TASK INSTRUCTIONS: Copy the records below exactly, omitting any pictures they contain.
--- INPUT FOR THIS TASK ---
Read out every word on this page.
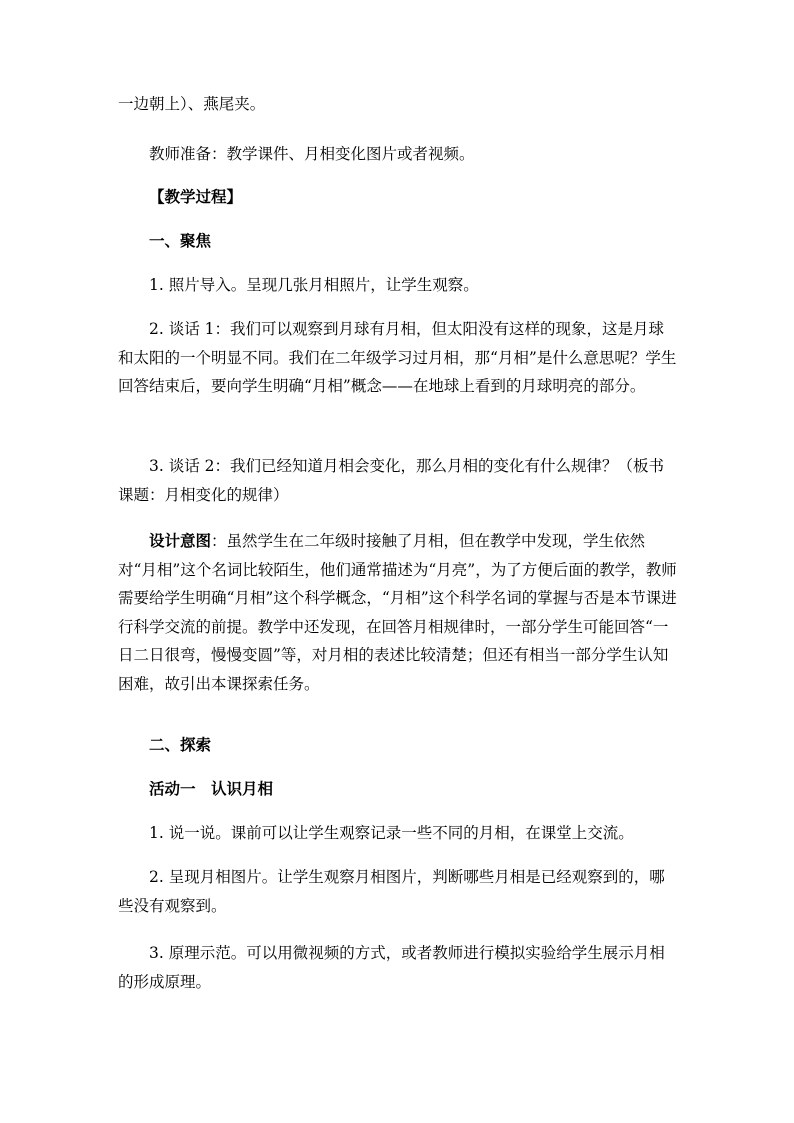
一边朝上）、燕尾夹。

教师准备：教学课件、月相变化图片或者视频。

【教学过程】

一、聚焦

1. 照片导入。呈现几张月相照片，让学生观察。

2. 谈话 1：我们可以观察到月球有月相，但太阳没有这样的现象，这是月球和太阳的一个明显不同。我们在二年级学习过月相，那“月相”是什么意思呢？学生回答结束后，要向学生明确“月相”概念——在地球上看到的月球明亮的部分。

3. 谈话 2：我们已经知道月相会变化，那么月相的变化有什么规律？（板书课题：月相变化的规律）

设计意图：虽然学生在二年级时接触了月相，但在教学中发现，学生依然对“月相”这个名词比较陌生，他们通常描述为“月亮”，为了方便后面的教学，教师需要给学生明确“月相”这个科学概念，“月相”这个科学名词的掌握与否是本节课进行科学交流的前提。教学中还发现，在回答月相规律时，一部分学生可能回答“一日二日很弯，慢慢变圆”等，对月相的表述比较清楚；但还有相当一部分学生认知困难，故引出本课探索任务。

二、探索

活动一　认识月相

1. 说一说。课前可以让学生观察记录一些不同的月相，在课堂上交流。

2. 呈现月相图片。让学生观察月相图片，判断哪些月相是已经观察到的，哪些没有观察到。

3. 原理示范。可以用微视频的方式，或者教师进行模拟实验给学生展示月相的形成原理。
---
RESPONSE BELOW:
Read out every word on this page.
一边朝上）、燕尾夹。

教师准备：教学课件、月相变化图片或者视频。

【教学过程】

一、聚焦

1. 照片导入。呈现几张月相照片，让学生观察。

2. 谈话 1：我们可以观察到月球有月相，但太阳没有这样的现象，这是月球和太阳的一个明显不同。我们在二年级学习过月相，那“月相”是什么意思呢？学生回答结束后，要向学生明确“月相”概念——在地球上看到的月球明亮的部分。

3. 谈话 2：我们已经知道月相会变化，那么月相的变化有什么规律？（板书课题：月相变化的规律）

设计意图：虽然学生在二年级时接触了月相，但在教学中发现，学生依然对“月相”这个名词比较陌生，他们通常描述为“月亮”，为了方便后面的教学，教师需要给学生明确“月相”这个科学概念，“月相”这个科学名词的掌握与否是本节课进行科学交流的前提。教学中还发现，在回答月相规律时，一部分学生可能回答“一日二日很弯，慢慢变圆”等，对月相的表述比较清楚；但还有相当一部分学生认知困难，故引出本课探索任务。

二、探索

活动一　认识月相

1. 说一说。课前可以让学生观察记录一些不同的月相，在课堂上交流。

2. 呈现月相图片。让学生观察月相图片，判断哪些月相是已经观察到的，哪些没有观察到。

3. 原理示范。可以用微视频的方式，或者教师进行模拟实验给学生展示月相的形成原理。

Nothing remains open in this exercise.